Count how many lines contain "content" and reply with that number only.

--- MATERIAL PROVIDED ---

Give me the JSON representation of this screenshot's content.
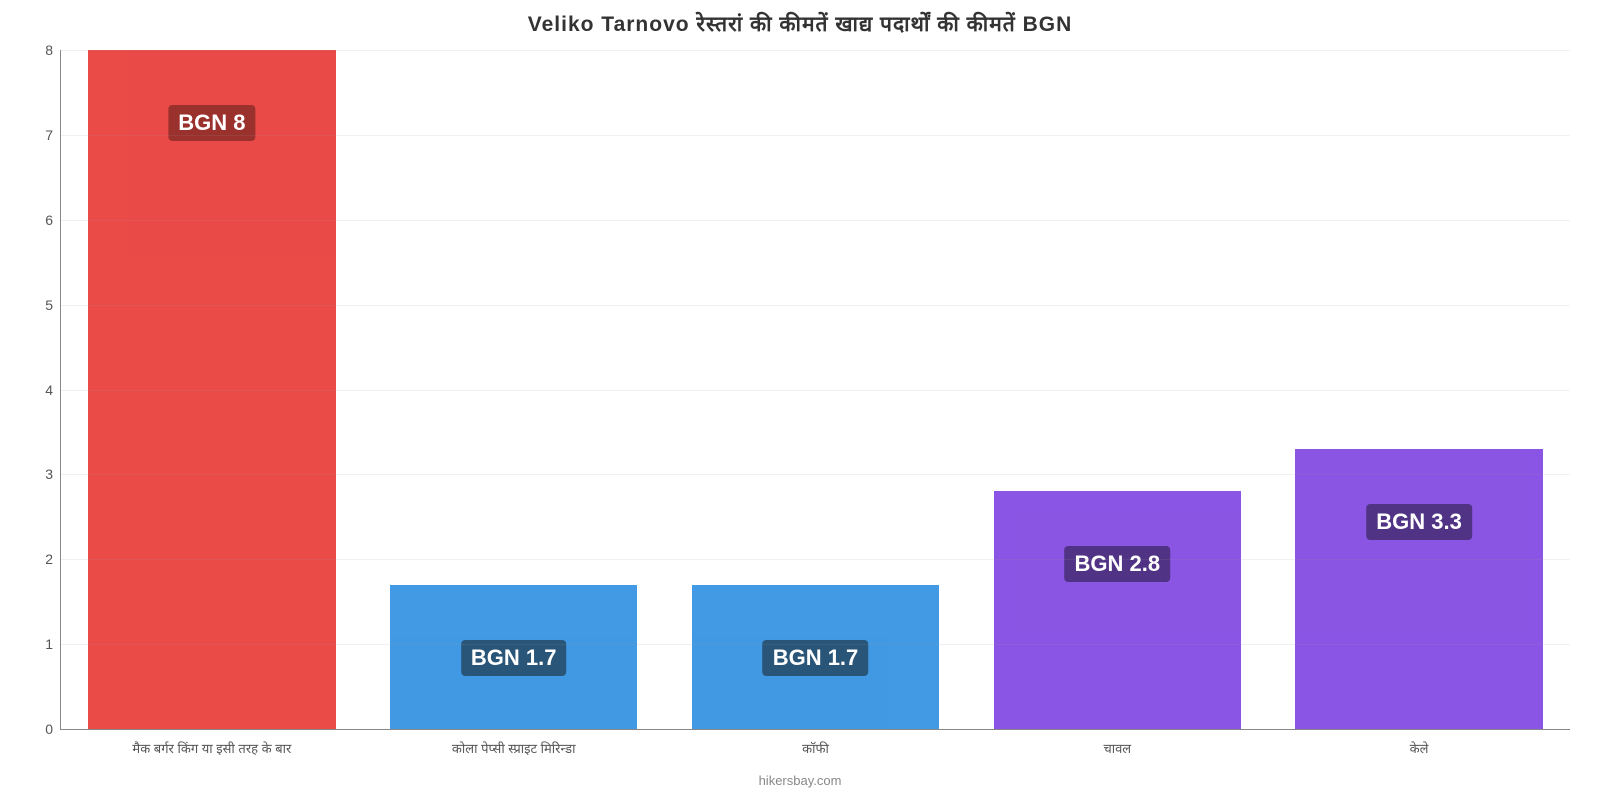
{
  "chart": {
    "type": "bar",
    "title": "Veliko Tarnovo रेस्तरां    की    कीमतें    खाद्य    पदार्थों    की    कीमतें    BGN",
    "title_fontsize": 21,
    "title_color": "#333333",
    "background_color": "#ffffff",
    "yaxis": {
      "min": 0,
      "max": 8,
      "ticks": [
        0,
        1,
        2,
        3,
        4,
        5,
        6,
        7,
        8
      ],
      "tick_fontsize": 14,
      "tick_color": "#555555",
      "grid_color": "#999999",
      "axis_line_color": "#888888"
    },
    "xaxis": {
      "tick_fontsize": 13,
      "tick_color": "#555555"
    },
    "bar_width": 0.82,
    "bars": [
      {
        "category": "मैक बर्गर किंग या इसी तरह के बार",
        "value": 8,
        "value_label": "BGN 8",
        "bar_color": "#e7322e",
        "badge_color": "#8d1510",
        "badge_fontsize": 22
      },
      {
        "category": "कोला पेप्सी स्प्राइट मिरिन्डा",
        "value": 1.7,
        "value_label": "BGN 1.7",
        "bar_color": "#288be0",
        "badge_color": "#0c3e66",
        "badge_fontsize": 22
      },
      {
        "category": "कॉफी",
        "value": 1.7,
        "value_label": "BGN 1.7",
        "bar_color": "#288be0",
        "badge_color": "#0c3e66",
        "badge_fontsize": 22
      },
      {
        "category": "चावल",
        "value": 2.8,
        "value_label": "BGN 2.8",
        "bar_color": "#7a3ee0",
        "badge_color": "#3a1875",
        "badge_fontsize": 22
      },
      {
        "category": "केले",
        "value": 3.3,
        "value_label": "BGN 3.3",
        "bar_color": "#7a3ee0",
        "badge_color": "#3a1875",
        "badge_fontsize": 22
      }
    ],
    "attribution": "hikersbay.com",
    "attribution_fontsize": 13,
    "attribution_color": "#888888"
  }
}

---
--- MATERIAL PROVIDED ---

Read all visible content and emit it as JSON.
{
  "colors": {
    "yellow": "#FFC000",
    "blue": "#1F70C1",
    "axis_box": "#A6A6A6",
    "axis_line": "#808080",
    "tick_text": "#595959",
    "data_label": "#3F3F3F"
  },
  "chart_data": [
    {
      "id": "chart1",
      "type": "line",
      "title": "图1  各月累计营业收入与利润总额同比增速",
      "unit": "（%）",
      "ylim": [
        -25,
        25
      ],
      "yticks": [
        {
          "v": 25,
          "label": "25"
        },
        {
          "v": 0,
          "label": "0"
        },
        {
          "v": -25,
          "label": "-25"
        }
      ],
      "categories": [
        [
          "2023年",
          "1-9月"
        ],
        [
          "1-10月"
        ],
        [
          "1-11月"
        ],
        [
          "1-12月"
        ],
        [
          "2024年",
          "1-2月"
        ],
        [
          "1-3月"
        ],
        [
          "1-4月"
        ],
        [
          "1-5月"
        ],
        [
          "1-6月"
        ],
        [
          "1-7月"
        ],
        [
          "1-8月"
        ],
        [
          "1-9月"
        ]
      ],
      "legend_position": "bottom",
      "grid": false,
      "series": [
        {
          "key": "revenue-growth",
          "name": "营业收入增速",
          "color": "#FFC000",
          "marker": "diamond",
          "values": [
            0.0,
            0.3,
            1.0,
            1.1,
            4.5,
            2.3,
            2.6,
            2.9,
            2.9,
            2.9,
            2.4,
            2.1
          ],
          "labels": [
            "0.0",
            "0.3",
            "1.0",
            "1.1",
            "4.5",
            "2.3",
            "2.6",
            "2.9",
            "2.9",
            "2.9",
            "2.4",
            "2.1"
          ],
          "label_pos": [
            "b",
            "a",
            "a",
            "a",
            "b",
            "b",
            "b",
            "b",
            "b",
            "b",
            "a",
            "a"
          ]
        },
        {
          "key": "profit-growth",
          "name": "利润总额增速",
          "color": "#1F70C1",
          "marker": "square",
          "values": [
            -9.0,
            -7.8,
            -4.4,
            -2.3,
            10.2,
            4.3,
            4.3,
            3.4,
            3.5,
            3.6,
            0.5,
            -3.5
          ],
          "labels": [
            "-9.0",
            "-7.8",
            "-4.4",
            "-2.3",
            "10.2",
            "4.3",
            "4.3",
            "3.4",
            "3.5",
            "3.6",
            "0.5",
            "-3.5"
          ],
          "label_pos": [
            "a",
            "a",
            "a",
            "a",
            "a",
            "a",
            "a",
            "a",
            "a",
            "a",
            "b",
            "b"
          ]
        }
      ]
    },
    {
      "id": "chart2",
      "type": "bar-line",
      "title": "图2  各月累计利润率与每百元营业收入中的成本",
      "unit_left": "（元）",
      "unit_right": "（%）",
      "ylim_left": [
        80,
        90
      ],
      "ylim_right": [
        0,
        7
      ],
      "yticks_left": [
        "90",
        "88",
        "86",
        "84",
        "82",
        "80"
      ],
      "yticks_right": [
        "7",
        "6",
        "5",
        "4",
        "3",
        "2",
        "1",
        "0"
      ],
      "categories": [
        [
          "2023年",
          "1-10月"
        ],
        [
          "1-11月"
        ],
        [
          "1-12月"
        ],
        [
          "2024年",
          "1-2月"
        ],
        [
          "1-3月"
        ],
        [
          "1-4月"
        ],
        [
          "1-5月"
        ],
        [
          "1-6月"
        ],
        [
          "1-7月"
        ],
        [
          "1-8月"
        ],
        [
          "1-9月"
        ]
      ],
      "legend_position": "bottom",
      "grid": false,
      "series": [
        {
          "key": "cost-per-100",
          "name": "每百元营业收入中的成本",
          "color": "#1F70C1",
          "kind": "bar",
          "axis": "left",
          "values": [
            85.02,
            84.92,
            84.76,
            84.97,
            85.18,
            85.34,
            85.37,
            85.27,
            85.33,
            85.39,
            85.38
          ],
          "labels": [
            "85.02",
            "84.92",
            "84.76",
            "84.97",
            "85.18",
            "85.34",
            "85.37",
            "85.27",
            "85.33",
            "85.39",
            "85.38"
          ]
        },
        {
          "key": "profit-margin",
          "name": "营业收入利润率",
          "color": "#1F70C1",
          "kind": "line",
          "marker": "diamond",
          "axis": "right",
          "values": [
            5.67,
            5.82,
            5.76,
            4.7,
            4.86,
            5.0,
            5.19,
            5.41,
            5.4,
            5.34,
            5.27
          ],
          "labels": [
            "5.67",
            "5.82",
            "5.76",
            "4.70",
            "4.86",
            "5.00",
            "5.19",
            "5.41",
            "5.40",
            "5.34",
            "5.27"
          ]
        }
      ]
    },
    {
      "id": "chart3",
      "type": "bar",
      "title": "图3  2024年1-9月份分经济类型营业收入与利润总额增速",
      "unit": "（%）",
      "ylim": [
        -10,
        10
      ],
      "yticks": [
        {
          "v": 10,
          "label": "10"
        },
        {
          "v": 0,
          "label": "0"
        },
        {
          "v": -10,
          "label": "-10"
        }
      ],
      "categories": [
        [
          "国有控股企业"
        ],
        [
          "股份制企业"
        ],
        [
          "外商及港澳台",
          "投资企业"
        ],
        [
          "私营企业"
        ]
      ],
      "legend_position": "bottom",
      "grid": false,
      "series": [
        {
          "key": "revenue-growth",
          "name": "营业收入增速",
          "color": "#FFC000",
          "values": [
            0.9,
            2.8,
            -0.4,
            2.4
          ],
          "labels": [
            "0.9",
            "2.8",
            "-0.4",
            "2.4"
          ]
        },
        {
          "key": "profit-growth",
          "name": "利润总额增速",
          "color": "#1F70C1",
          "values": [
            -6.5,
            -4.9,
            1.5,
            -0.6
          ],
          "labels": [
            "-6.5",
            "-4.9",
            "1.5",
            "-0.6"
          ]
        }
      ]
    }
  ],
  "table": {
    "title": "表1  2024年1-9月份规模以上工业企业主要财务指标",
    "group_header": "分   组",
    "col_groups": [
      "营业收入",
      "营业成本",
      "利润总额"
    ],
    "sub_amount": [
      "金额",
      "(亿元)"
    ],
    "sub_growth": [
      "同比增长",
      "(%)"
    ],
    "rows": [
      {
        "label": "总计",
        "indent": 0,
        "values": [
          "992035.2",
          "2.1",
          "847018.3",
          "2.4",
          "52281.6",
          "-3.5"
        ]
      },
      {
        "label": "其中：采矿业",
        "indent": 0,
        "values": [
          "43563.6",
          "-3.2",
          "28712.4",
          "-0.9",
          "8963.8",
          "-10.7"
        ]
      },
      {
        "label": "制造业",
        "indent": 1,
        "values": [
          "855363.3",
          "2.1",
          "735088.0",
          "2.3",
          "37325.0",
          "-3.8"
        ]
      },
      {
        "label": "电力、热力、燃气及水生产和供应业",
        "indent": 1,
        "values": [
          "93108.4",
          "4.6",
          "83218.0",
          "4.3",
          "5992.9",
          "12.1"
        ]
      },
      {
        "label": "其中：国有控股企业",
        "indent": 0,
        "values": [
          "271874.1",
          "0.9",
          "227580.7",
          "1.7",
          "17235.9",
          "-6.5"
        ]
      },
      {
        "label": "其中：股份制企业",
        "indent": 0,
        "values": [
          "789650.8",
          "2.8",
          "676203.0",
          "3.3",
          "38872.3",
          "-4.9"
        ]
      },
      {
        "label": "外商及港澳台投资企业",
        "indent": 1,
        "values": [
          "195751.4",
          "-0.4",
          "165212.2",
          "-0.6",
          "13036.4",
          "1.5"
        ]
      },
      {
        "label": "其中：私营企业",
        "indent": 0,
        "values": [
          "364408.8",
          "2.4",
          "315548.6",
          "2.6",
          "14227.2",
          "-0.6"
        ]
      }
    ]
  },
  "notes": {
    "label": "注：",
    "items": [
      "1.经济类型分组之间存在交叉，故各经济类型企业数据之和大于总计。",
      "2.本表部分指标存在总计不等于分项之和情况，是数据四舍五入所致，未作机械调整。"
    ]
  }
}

---

### RESPONSE
2